The records should be repeated word for word, pictures excluded.

§ §

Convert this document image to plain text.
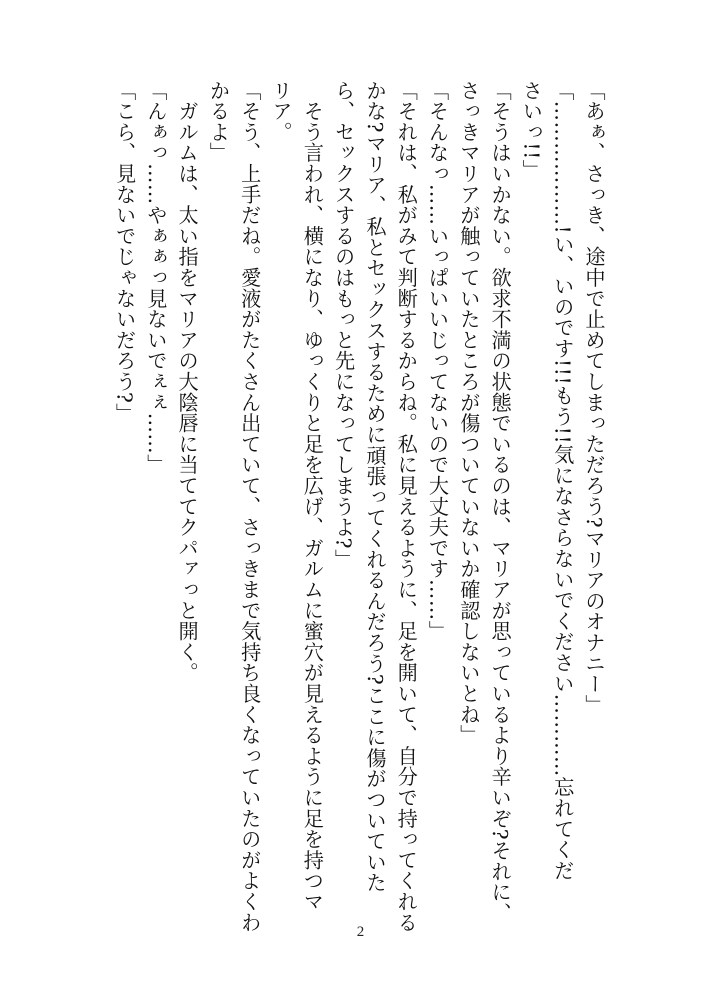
「あぁ、さっき、途中で止めてしまっただろう?マリアのオナニー」
「………………!い、いのです!!!もう!!気になさらないでください…………忘れてくだ
さいっ!!」
「そうはいかない。欲求不満の状態でいるのは、マリアが思っているより辛いぞ?それに、
さっきマリアが触っていたところが傷ついていないか確認しないとね」
「そんなっ……いっぱいいじってないので大丈夫です……」
「それは、私がみて判断するからね。私に見えるように、足を開いて、自分で持ってくれる
かな?マリア、私とセックスするために頑張ってくれるんだろう?ここに傷がついていた
ら、セックスするのはもっと先になってしまうよ?」
　そう言われ、横になり、ゆっくりと足を広げ、ガルムに蜜穴が見えるように足を持つマ
リア。
「そう、上手だね。愛液がたくさん出ていて、さっきまで気持ち良くなっていたのがよくわ
かるよ」
　ガルムは、太い指をマリアの大陰唇に当ててクパァっと開く。
「んぁっ……やぁぁっ見ないでぇぇ……」
「こら、見ないでじゃないだろう?」
2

§ §

Exercise solution:
Convert this document image to plain text.
「あぁ、さっき、途中で止めてしまっただろう?マリアのオナニー」
「………………!い、いのです!!!もう!!気になさらないでください…………忘れてくだ
さいっ!!」
「そうはいかない。欲求不満の状態でいるのは、マリアが思っているより辛いぞ?それに、
さっきマリアが触っていたところが傷ついていないか確認しないとね」
「そんなっ……いっぱいいじってないので大丈夫です……」
「それは、私がみて判断するからね。私に見えるように、足を開いて、自分で持ってくれる
かな?マリア、私とセックスするために頑張ってくれるんだろう?ここに傷がついていた
ら、セックスするのはもっと先になってしまうよ?」
　そう言われ、横になり、ゆっくりと足を広げ、ガルムに蜜穴が見えるように足を持つマ
リア。
「そう、上手だね。愛液がたくさん出ていて、さっきまで気持ち良くなっていたのがよくわ
かるよ」
　ガルムは、太い指をマリアの大陰唇に当ててクパァっと開く。
「んぁっ……やぁぁっ見ないでぇぇ……」
「こら、見ないでじゃないだろう?」
2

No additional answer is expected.